§ WHAT IS NEEDED: Count how many lines contain the word "grid". Please give only the number.

──────── MATERIAL SHOWN ────────

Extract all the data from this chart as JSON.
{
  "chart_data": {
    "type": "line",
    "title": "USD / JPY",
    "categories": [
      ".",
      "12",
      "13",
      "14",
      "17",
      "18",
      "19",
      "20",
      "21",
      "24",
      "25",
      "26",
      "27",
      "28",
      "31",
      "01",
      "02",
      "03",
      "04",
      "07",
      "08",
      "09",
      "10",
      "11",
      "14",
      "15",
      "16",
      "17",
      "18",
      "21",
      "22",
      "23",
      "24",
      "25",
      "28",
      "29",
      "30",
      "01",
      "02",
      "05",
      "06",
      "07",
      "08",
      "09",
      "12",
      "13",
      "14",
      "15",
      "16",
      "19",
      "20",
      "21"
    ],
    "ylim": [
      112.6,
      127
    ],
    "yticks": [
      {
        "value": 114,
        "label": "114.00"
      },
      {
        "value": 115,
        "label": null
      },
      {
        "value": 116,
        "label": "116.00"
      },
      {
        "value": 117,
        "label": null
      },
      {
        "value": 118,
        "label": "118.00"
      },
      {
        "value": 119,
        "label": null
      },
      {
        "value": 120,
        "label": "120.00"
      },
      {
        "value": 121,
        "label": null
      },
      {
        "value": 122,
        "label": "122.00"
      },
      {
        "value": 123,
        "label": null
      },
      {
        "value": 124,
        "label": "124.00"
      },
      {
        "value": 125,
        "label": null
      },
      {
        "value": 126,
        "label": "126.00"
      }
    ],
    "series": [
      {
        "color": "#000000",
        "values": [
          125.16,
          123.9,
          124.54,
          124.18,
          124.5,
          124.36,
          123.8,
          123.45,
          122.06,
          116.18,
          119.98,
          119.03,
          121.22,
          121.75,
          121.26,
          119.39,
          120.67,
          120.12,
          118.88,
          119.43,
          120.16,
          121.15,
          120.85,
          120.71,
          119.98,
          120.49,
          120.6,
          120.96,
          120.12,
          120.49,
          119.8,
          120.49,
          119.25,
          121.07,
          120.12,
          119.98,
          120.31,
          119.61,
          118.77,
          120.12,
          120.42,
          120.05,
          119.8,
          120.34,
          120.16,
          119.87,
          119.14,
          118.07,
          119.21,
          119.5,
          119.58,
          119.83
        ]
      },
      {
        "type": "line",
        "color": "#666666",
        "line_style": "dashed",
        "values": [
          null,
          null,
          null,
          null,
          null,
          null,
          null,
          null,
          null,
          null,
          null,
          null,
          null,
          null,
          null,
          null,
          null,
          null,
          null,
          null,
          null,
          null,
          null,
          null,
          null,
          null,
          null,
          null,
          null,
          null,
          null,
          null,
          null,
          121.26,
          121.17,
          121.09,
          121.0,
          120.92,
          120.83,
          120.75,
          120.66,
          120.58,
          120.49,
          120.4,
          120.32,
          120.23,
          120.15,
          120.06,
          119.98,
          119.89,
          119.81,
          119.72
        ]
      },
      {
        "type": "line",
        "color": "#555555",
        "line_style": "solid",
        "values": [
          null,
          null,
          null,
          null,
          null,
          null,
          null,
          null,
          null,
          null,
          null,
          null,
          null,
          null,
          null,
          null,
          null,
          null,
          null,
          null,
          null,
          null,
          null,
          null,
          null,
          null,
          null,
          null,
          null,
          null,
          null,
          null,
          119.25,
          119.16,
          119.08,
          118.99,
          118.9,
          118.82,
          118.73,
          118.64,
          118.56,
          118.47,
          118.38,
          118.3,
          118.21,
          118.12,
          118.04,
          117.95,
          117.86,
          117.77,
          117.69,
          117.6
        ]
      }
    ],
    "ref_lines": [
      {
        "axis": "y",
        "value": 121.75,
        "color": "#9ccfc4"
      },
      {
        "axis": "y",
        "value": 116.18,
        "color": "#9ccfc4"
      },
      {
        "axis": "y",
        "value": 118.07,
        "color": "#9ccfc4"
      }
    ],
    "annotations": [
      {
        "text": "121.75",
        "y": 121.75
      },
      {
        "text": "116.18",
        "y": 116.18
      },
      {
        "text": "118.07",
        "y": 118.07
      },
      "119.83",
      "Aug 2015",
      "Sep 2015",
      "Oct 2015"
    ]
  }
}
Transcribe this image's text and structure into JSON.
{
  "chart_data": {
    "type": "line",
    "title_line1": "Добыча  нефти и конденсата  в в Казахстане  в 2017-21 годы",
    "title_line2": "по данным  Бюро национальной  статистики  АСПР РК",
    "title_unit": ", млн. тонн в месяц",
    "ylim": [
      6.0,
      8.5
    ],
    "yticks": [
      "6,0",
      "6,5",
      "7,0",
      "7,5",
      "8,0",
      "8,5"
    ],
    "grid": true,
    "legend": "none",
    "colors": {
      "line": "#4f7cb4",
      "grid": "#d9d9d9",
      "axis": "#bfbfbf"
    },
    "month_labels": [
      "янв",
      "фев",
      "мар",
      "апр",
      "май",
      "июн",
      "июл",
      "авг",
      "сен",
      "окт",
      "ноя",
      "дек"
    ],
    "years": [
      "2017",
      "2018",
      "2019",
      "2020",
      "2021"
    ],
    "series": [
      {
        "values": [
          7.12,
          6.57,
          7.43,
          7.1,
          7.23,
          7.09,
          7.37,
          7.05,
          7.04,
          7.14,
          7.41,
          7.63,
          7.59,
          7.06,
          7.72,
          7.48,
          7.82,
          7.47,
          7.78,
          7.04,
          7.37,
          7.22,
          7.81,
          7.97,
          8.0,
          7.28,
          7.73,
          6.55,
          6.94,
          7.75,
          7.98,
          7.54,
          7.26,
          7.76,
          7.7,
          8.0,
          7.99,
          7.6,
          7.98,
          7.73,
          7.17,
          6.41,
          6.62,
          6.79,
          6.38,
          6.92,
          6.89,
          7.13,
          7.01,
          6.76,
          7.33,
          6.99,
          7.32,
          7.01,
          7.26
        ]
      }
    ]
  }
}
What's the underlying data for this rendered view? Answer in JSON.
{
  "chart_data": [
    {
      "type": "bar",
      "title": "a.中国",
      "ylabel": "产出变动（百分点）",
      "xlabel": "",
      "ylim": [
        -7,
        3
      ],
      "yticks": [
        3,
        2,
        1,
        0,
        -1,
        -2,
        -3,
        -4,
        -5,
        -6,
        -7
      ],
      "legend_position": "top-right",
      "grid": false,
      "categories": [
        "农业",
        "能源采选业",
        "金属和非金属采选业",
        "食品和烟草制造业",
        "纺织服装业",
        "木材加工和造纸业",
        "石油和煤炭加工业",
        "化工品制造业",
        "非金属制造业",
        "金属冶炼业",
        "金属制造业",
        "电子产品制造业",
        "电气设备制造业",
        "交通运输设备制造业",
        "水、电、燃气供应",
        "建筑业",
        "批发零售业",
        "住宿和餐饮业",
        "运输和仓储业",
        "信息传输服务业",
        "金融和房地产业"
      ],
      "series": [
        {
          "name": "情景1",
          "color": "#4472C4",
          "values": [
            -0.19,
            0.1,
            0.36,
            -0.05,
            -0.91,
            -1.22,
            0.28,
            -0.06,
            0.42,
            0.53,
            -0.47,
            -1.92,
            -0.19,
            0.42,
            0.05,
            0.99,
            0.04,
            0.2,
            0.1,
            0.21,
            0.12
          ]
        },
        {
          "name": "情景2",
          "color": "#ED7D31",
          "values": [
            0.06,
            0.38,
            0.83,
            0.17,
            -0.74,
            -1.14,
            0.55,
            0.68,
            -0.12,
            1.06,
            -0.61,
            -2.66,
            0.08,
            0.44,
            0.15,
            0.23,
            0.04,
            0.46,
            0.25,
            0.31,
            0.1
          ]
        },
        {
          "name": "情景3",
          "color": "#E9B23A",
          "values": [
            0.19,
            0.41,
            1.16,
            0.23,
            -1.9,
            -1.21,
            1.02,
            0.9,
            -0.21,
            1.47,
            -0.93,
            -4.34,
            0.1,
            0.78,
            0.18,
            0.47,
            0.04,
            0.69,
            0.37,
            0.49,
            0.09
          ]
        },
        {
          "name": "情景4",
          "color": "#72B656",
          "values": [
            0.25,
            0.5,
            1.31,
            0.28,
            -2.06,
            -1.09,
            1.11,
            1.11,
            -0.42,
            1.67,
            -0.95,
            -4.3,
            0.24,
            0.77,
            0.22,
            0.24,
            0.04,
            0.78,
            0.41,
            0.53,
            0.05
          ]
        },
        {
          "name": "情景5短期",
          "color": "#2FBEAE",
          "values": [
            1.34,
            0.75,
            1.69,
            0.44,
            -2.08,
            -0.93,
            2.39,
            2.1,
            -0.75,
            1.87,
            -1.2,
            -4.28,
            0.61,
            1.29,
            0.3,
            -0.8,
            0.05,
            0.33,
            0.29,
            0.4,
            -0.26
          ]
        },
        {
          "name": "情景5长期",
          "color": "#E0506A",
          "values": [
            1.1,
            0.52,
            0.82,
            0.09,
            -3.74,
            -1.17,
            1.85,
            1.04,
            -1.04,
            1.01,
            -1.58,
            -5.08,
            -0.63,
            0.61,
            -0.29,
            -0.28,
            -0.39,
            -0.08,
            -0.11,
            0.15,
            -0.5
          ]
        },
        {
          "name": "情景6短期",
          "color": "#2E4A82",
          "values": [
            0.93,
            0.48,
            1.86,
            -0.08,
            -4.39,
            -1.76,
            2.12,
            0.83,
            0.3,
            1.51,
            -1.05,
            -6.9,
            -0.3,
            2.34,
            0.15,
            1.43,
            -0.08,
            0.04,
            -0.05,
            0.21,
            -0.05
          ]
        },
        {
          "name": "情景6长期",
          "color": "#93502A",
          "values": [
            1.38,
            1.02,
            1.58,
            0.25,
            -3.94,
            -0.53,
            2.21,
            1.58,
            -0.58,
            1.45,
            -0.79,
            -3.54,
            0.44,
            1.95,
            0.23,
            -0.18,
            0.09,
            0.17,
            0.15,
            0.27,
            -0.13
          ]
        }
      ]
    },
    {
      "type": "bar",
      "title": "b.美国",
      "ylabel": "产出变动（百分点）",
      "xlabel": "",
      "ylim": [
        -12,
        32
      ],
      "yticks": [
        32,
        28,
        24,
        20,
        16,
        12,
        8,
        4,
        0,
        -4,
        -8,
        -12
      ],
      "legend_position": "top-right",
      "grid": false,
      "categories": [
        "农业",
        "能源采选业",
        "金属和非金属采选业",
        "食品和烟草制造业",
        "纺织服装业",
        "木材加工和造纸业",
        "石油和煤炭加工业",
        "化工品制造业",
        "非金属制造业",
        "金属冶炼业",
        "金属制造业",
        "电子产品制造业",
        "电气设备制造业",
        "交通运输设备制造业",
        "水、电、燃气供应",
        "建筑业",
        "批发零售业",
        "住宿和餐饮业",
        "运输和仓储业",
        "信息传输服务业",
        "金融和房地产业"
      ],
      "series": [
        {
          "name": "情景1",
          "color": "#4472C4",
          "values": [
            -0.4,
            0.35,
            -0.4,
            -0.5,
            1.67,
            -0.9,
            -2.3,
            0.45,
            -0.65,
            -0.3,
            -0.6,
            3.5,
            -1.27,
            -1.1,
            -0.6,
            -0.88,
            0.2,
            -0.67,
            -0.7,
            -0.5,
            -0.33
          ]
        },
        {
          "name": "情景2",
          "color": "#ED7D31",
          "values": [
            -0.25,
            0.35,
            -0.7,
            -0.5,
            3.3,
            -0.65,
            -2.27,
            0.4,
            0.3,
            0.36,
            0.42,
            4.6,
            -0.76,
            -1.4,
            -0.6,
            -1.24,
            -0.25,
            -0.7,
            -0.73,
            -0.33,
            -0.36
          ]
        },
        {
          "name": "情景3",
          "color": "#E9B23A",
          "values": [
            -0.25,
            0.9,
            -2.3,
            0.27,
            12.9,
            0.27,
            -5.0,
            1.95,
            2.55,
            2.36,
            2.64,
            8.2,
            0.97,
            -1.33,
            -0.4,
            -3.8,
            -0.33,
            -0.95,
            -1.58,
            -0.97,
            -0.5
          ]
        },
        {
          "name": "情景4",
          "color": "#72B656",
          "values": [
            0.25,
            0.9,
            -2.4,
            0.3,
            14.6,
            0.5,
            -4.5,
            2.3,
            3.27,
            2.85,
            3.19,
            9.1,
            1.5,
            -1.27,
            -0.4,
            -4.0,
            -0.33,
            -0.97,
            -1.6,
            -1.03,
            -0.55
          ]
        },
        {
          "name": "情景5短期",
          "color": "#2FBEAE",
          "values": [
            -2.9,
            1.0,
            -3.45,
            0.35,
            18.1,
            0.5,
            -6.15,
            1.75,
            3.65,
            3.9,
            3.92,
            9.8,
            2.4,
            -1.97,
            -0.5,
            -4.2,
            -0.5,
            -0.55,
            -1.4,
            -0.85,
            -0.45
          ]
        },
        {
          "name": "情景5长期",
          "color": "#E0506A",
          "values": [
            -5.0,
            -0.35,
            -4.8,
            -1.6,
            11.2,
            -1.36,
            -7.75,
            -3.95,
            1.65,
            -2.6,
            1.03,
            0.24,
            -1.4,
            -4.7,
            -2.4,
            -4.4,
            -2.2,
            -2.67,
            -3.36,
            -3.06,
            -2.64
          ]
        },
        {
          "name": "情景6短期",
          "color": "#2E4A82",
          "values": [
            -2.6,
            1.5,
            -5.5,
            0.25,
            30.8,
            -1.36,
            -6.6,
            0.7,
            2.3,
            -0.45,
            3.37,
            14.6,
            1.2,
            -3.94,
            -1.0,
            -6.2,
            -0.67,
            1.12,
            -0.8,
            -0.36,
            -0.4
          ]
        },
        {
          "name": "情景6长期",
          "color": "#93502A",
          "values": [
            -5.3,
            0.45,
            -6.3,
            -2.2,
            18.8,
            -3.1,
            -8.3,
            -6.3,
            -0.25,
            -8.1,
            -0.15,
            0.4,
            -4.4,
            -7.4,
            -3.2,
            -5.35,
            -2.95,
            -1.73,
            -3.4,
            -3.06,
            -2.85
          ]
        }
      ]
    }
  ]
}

────────

§ OUTPUT FOR THIS EXERCISE: 4